Supplied passage →
········

Alex Campbell, the executive director of the Reston Historic Trust and Museum, told Reston Now that the museum reached out to the library late last year to inquire about hosting some temporary exhibits in an effort to bring Retson’s history out of the museum and into the community.

The “Reston Then & Now” exhibit shows early pictures of Reston and aerial photography, including images of Lake Anne Plaza being built and how the same area looks today and the large barn that used to be at Hunters Woods Village. The “50/100” exhibit, which was created for Reston’s 50th and Founder Robert E. Simon Jr.’s 100th birthday, highlights Reston’s founding and how its principles are still implemented.

“Both exhibits tell the story of Reston — of the community’s growth and transformation but also, in many ways, of its continuity,” Ha Hoang, the assistant branch manager for the Reston Regional Library, told Reston Now.

········

Problem set →
**1)** In the article on the Reston history exhibits, what occasion was the "50/100" exhibit created for?
**2)** Pick up the article on the Reston history exhibits at the library after its last sentence and carry it forward.

Stored data entries:
········

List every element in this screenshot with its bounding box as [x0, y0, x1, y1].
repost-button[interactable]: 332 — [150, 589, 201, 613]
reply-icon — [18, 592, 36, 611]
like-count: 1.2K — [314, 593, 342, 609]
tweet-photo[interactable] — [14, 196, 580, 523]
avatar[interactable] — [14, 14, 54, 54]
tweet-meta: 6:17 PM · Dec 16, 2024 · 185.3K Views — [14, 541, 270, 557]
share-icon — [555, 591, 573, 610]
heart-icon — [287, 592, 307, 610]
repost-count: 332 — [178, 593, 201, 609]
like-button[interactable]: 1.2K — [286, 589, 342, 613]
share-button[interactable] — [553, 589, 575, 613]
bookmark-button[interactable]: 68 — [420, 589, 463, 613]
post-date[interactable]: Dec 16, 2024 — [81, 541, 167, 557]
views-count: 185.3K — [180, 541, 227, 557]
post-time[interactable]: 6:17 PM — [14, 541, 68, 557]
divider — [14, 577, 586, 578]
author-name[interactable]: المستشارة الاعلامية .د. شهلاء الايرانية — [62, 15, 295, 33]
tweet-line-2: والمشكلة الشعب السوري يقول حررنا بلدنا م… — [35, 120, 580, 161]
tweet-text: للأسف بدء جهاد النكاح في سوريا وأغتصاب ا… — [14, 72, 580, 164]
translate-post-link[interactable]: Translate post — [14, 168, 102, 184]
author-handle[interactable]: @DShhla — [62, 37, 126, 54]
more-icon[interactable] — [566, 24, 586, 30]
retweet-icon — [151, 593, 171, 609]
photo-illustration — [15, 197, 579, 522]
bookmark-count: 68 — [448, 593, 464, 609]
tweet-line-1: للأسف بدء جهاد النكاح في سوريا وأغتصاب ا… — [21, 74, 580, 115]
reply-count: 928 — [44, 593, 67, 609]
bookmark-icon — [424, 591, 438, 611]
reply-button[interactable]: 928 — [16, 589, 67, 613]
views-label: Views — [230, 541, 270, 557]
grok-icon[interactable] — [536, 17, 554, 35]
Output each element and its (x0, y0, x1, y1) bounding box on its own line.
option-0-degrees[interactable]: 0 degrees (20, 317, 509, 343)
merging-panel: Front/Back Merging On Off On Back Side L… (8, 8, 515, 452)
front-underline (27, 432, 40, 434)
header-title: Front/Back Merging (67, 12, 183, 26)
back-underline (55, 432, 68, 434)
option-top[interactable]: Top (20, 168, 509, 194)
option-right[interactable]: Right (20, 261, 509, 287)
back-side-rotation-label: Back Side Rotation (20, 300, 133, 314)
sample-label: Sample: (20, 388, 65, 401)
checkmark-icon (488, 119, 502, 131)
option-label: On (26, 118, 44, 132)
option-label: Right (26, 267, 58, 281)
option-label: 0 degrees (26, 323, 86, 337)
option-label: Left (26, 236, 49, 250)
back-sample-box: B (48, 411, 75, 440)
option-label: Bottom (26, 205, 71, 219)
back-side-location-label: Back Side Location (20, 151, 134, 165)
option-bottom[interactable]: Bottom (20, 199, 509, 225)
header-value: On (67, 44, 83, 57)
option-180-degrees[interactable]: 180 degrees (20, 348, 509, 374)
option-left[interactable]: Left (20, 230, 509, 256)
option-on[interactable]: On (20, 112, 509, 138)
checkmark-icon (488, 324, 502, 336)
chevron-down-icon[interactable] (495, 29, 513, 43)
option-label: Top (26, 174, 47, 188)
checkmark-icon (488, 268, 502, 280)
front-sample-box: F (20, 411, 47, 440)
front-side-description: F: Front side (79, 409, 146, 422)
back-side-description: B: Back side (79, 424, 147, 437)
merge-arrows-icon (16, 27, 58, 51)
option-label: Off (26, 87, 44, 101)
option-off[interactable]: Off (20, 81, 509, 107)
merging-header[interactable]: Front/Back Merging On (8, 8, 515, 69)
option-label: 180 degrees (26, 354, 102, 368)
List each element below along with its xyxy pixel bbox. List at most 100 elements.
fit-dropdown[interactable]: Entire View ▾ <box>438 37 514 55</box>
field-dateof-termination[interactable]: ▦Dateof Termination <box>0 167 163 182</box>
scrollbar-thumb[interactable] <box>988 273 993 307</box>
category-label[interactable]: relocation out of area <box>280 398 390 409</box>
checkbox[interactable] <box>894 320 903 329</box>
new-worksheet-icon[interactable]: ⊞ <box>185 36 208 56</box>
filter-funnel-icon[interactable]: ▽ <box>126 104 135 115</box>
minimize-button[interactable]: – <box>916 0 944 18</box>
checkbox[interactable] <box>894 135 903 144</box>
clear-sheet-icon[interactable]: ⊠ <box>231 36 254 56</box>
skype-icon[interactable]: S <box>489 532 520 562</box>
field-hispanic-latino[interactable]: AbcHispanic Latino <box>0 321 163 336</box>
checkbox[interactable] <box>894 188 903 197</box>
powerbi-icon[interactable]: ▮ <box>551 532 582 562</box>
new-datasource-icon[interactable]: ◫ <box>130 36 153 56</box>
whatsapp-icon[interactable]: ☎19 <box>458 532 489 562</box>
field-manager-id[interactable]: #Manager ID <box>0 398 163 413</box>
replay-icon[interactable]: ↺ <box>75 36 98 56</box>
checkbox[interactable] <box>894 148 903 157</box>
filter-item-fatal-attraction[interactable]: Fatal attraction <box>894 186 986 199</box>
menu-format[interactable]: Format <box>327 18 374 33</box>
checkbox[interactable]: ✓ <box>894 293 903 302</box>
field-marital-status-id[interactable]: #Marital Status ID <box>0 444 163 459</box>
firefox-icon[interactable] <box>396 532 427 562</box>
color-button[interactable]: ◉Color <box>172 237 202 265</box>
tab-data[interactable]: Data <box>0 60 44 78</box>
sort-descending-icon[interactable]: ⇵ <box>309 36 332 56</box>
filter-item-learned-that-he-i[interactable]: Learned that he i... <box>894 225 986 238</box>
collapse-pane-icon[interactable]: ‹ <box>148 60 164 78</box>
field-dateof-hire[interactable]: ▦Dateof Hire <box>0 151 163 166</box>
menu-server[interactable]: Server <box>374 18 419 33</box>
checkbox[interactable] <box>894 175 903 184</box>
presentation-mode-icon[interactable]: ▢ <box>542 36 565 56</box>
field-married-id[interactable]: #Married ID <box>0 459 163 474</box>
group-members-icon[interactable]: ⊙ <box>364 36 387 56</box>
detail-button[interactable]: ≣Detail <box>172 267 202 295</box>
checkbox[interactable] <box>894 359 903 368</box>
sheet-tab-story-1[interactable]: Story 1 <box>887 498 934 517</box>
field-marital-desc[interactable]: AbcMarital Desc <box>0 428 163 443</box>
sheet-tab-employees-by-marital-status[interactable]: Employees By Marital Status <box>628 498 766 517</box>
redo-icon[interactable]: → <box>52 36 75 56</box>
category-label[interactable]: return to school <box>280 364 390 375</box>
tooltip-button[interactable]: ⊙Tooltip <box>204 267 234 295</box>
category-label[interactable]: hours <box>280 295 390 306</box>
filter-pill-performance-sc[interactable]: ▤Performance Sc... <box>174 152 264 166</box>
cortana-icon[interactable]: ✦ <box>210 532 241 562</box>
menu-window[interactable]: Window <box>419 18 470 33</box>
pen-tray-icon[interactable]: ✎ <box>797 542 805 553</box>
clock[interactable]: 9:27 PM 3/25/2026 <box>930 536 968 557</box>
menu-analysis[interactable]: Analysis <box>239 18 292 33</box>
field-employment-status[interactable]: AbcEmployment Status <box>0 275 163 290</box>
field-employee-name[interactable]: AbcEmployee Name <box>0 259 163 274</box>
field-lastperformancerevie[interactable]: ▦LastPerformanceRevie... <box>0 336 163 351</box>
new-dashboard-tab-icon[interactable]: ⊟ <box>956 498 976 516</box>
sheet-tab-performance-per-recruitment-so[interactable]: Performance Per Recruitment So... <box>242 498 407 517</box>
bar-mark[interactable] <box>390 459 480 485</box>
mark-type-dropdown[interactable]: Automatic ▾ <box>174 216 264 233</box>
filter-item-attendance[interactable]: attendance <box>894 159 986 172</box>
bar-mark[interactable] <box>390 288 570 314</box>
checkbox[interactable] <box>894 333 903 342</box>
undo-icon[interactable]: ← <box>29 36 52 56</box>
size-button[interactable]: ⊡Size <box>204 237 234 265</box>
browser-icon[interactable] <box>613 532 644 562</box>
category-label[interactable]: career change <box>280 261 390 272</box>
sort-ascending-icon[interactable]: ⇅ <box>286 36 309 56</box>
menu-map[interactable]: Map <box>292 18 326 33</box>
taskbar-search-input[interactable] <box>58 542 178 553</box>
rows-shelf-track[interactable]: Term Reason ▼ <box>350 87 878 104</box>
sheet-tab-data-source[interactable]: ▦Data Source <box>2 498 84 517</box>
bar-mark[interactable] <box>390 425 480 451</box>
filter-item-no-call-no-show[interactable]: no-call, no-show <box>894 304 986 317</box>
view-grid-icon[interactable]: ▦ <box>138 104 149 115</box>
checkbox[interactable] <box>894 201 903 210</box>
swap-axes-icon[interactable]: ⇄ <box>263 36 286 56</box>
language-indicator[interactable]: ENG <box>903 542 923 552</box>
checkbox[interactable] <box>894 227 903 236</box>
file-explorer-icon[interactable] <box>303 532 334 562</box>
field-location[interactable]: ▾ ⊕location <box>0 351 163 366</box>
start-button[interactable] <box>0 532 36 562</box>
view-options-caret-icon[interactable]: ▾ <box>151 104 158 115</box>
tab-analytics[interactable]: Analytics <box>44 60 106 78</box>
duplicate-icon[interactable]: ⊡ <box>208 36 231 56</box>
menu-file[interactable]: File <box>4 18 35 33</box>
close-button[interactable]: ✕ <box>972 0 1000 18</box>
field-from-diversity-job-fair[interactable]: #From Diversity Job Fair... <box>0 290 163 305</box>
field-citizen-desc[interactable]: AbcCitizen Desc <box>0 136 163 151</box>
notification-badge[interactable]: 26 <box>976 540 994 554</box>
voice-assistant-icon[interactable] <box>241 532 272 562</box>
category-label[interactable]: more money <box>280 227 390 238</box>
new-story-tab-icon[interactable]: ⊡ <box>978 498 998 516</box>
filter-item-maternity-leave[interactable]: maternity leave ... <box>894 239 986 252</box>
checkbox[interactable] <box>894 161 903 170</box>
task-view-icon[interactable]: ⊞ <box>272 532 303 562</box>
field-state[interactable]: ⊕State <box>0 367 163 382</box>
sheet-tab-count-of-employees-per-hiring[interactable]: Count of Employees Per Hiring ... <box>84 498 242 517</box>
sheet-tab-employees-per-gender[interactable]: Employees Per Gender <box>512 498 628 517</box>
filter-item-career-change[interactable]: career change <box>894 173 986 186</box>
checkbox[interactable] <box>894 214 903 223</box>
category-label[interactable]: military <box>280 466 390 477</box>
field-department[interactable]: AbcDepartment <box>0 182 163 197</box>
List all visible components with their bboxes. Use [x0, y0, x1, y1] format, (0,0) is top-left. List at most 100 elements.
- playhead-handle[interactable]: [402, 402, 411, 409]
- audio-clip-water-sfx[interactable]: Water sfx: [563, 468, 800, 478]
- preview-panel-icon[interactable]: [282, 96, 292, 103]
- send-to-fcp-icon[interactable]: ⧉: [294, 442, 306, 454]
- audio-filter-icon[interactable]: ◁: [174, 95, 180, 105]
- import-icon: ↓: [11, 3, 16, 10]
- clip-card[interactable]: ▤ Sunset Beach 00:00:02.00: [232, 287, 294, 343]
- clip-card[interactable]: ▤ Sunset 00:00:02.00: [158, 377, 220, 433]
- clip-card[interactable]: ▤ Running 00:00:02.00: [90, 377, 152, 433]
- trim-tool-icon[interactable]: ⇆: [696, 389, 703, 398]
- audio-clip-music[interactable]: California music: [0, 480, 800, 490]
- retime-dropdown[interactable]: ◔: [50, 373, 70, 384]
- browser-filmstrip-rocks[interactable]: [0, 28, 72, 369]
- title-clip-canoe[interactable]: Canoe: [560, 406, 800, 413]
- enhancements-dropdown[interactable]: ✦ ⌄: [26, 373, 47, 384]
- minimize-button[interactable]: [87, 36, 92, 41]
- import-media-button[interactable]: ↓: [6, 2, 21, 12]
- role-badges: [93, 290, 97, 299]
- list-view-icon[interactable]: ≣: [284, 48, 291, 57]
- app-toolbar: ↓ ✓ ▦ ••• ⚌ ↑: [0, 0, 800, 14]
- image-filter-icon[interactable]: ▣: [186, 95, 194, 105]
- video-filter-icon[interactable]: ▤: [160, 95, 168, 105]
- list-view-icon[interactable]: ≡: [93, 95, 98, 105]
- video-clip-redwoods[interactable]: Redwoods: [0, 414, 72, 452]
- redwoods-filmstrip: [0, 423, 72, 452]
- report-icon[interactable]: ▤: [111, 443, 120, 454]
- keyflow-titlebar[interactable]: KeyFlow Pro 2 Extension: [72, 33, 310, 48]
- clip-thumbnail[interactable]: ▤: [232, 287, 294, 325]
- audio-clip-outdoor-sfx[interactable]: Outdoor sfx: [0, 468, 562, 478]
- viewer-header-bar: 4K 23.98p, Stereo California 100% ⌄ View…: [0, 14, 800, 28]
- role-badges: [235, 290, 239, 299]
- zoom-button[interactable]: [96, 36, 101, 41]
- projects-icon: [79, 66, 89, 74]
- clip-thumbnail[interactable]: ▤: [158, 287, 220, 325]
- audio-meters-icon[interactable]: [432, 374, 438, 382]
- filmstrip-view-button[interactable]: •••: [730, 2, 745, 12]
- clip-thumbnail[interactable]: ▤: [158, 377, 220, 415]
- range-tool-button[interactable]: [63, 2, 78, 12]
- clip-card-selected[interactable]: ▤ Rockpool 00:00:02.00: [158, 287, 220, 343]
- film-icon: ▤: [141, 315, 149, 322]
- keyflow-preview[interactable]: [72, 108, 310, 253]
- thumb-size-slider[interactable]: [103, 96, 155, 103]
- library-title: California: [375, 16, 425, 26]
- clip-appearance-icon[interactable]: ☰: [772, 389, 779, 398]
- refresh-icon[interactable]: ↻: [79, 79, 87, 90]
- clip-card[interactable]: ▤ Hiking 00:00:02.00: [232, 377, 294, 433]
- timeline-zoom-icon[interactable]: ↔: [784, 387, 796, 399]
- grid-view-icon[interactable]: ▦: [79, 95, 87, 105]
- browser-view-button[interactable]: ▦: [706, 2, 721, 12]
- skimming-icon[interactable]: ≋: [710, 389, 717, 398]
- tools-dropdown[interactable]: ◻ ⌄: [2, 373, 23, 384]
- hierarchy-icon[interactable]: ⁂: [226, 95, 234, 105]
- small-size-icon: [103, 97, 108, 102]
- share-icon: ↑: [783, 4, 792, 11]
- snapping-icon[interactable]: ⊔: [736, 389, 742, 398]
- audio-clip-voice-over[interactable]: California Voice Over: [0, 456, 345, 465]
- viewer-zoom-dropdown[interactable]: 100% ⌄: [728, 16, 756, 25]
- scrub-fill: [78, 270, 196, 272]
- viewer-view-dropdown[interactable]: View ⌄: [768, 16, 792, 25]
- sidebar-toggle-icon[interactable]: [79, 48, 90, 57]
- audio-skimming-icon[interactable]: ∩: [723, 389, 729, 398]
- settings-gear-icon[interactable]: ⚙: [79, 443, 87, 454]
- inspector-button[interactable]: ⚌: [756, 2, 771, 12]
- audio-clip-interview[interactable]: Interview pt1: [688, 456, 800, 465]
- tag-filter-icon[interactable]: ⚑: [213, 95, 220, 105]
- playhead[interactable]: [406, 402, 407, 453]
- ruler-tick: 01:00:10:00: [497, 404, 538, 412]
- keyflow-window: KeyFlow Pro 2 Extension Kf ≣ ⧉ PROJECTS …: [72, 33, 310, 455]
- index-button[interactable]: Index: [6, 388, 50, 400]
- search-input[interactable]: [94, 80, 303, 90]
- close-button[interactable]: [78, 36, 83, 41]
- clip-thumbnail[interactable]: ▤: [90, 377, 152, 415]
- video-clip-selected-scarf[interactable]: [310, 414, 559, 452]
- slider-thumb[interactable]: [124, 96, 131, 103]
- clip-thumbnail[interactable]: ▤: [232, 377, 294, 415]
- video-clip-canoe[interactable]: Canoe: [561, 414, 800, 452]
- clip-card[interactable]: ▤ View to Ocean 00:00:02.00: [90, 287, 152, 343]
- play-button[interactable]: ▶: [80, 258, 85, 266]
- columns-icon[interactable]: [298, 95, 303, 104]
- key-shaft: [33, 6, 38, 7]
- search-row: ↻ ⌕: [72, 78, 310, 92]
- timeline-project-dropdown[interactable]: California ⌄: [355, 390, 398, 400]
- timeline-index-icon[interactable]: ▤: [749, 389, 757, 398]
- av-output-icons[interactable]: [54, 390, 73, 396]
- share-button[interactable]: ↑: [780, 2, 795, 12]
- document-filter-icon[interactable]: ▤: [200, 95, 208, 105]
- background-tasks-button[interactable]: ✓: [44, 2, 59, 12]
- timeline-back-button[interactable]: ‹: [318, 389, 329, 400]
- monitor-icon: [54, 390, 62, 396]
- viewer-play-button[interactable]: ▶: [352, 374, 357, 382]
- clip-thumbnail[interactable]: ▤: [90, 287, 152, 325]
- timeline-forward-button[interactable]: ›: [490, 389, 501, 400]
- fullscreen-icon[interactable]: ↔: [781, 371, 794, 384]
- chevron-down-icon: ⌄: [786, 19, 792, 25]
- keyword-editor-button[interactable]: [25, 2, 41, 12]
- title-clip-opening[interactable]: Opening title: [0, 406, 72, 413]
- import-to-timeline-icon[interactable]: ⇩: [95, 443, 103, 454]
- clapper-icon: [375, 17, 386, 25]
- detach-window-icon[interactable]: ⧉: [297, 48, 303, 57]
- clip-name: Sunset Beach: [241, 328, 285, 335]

········

Responses by task →
**1)** It was created for Reston's 50th birthday and Founder Robert E. Simon Jr.'s 100th birthday.

**2)**
The library started to receive positive feedback during the exhibits’ first week, Hoang said. “Those who have just moved to the area and out-of-town visitors have been especially delighted to see the exhibits in the library and to learn more about Reston,” Hoang added.  

Both Campbell and Hoan said that collaboration makes perfect sense.

“In many ways, our missions are very similar — we’re both community anchors and learning hot spots whose goals are to help our constituents stay informed, connected and engaged,” Hoang said.

The exhibits opened on Feb. 26 and will be on display until the end of April at 11925 Bowman Towne Drive.

The exhibits will then get replaced by others from the Reston Museum, Hoang said.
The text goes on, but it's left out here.